>>>>

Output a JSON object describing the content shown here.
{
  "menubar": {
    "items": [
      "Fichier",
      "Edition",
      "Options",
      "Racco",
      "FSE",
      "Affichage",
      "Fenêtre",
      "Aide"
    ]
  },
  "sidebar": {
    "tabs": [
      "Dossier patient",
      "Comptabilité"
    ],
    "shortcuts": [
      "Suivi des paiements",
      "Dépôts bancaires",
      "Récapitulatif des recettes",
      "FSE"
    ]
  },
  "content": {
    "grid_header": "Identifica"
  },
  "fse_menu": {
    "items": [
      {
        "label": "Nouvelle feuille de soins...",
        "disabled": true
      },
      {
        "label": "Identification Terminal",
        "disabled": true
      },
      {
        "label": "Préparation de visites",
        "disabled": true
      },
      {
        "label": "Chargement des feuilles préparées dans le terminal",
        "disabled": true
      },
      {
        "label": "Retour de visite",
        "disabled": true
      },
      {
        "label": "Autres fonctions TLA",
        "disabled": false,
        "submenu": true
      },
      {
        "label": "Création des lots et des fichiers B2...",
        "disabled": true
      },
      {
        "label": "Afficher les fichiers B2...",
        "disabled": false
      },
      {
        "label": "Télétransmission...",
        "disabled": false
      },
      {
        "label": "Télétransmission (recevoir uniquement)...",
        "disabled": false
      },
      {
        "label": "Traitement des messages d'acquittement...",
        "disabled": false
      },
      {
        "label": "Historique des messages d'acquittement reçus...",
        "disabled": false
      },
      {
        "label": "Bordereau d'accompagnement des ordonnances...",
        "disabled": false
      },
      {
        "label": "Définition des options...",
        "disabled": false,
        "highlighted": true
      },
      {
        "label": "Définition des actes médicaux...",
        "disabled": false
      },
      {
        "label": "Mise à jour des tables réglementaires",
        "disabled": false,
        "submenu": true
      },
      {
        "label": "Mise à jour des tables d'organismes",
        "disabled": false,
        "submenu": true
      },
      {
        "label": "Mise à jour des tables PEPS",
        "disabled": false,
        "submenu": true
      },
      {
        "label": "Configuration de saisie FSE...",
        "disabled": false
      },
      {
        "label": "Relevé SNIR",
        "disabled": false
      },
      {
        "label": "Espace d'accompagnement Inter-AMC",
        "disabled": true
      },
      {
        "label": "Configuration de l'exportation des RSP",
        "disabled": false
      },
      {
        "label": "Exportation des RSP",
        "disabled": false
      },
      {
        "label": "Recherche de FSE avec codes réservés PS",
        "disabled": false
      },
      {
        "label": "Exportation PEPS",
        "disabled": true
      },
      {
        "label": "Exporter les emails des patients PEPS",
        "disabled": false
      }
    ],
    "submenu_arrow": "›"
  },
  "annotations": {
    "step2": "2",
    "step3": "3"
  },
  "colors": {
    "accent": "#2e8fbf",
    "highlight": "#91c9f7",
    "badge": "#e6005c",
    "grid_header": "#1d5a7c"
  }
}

<<<<

◆ Action item ◆
Search the listing for "Télétransmission" and copy each line holding it.

◆ Result of the exercise ◆
        "label": "Télétransmission...",
        "label": "Télétransmission (recevoir uniquement)...",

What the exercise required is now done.